BEGIN DATA RECORDS

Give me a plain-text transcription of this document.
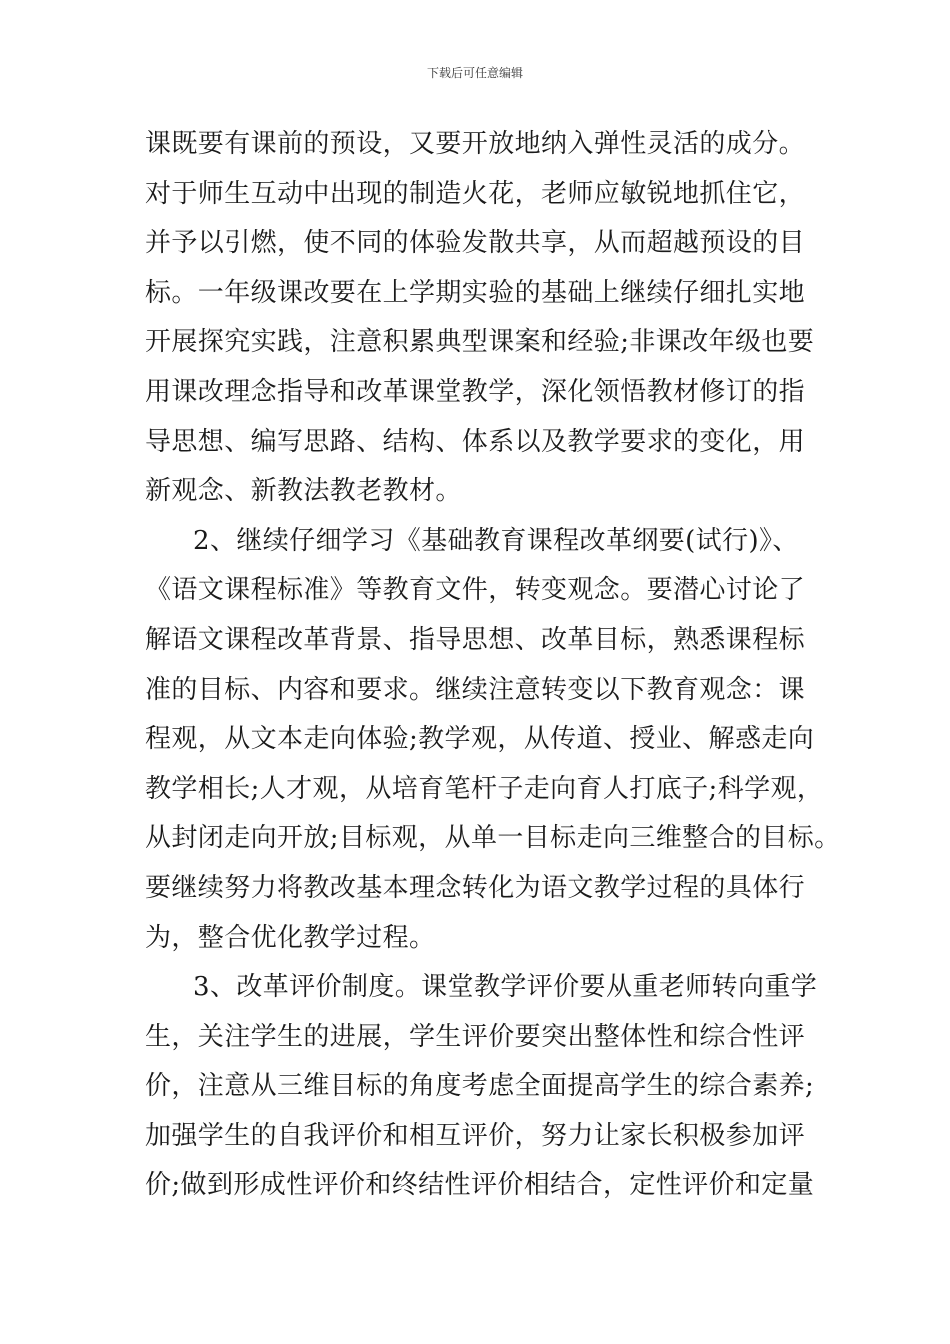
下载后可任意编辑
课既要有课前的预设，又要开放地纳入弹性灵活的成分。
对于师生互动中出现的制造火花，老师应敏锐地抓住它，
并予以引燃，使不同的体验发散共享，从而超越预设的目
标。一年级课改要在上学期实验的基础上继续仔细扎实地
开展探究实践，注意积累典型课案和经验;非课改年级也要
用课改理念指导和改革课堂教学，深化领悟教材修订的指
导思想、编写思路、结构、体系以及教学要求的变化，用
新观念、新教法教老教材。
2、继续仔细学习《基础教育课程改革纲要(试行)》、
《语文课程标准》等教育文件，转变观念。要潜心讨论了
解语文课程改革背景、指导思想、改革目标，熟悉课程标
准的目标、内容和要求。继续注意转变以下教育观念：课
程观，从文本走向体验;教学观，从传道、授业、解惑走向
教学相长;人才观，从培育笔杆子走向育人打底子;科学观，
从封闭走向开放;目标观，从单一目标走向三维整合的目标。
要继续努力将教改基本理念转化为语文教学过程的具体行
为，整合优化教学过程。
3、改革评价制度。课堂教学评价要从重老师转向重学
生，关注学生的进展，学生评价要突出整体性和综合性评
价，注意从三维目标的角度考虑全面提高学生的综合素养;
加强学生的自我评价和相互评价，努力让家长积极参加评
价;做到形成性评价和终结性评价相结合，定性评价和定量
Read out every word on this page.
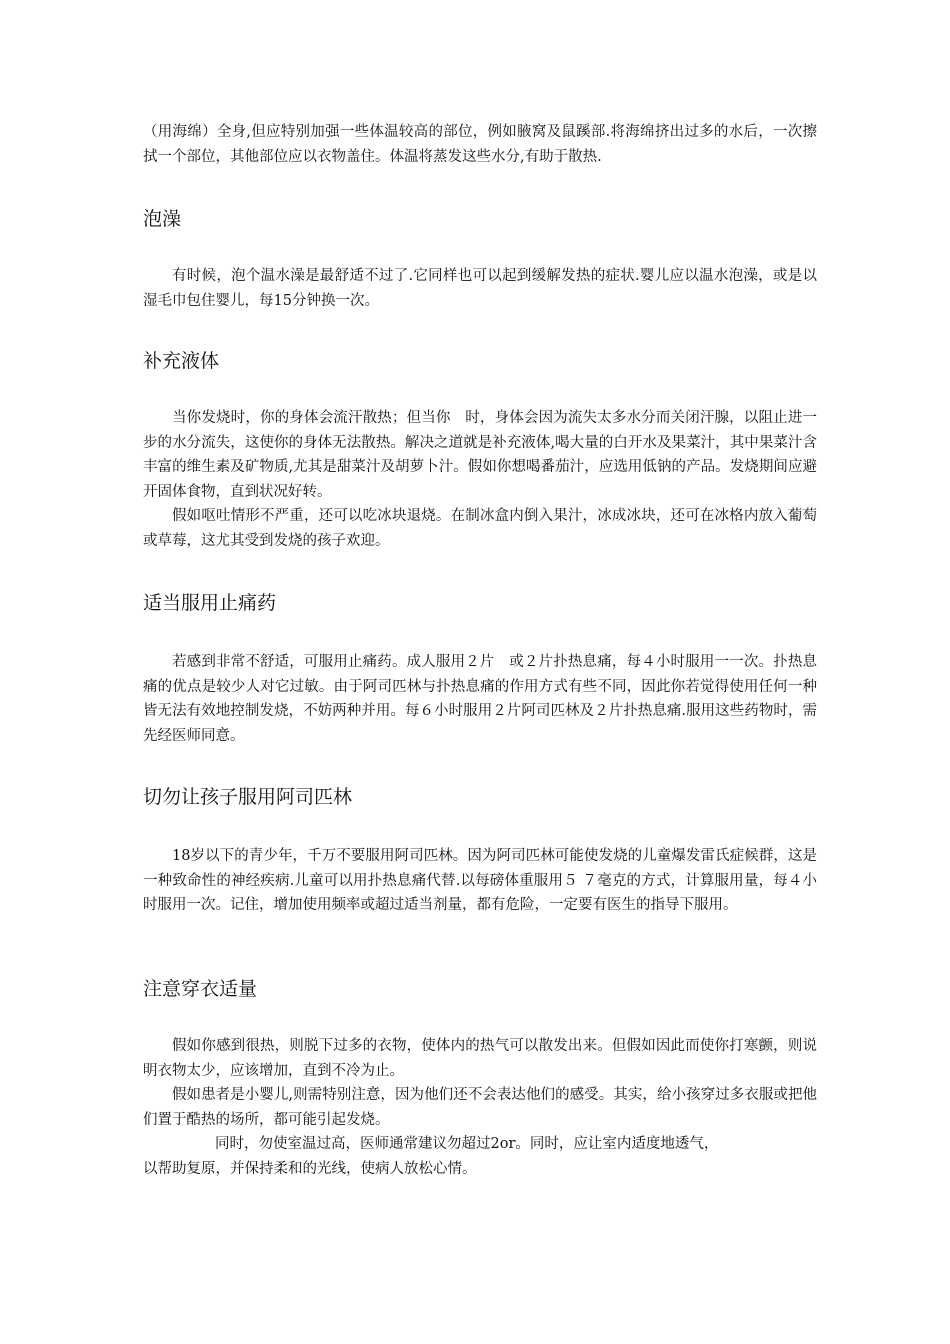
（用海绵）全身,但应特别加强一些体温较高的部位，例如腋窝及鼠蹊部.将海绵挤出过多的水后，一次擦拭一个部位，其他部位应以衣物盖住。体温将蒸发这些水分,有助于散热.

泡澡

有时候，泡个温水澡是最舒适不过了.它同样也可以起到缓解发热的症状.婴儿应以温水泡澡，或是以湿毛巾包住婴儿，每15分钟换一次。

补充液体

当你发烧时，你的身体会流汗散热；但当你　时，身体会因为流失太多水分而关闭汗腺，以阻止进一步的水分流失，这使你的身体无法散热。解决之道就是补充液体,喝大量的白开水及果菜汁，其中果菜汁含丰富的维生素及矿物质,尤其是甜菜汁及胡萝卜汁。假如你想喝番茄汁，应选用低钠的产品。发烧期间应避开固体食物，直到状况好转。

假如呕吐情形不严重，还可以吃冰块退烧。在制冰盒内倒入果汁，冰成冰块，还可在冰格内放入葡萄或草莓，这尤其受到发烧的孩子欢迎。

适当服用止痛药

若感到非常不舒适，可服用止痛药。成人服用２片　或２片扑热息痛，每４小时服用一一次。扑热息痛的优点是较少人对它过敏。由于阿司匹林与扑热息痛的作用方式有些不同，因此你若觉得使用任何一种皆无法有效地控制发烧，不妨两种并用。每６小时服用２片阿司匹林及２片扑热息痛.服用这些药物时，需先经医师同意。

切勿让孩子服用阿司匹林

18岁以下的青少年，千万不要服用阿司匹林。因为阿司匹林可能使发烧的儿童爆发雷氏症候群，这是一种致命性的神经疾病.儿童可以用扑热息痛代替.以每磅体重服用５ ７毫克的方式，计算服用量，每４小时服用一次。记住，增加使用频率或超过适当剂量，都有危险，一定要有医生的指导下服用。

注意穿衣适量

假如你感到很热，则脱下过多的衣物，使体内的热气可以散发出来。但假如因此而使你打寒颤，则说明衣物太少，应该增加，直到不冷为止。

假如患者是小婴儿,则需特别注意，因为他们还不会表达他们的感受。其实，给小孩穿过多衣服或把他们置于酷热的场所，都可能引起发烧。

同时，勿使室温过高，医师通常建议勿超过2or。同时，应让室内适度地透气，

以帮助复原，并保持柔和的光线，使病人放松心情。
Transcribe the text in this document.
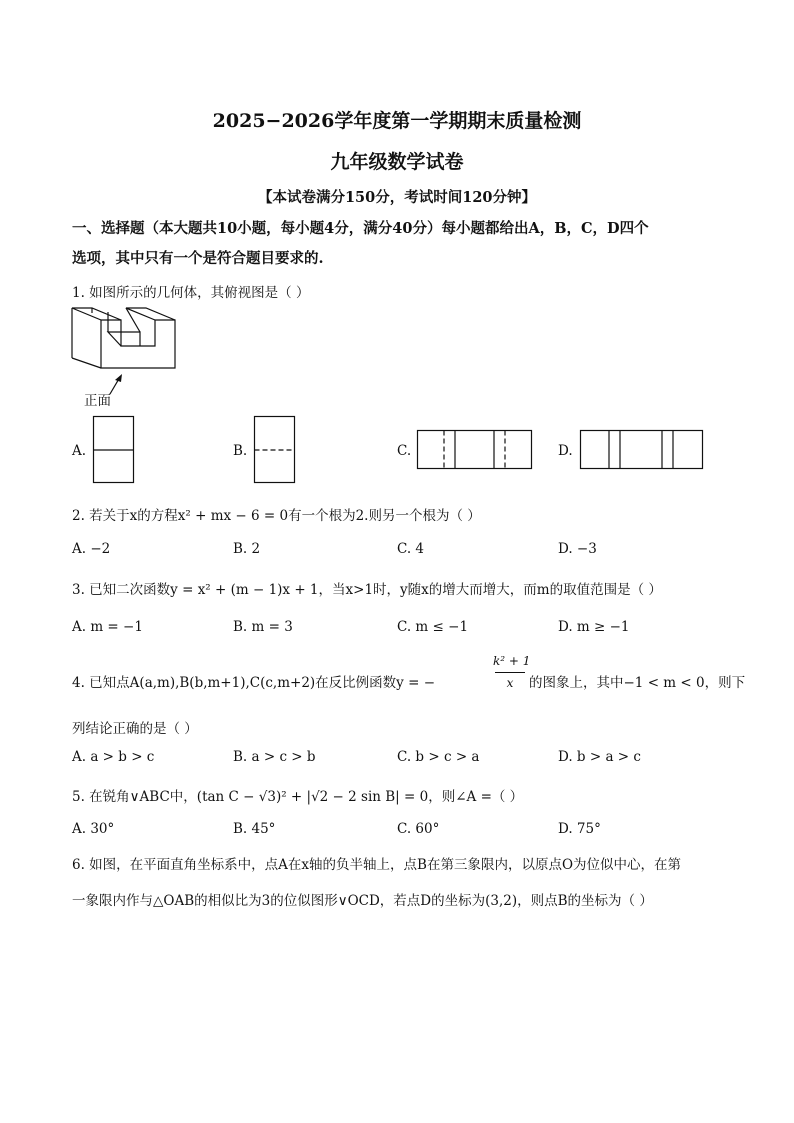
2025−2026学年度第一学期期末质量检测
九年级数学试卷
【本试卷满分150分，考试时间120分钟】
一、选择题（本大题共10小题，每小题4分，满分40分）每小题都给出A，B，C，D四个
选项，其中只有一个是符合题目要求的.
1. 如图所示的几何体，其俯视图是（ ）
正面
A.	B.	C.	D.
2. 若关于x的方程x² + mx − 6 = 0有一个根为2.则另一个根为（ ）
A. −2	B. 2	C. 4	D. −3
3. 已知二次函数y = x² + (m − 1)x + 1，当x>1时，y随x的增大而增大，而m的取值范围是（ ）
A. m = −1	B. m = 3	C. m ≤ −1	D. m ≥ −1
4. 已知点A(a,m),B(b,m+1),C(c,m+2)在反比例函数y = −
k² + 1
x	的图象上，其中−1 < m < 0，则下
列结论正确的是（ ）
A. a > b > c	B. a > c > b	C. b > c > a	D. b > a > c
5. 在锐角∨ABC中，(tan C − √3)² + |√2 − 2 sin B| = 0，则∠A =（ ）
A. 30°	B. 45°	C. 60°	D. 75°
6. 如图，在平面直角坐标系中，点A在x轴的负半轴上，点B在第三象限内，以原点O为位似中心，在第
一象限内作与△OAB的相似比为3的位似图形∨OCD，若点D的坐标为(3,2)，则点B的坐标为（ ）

END DATA RECORDS

Where a line in the entries holds the word "text", copy that line.

Give me a plain-text transcription of this document.
Transcribe the text in this document.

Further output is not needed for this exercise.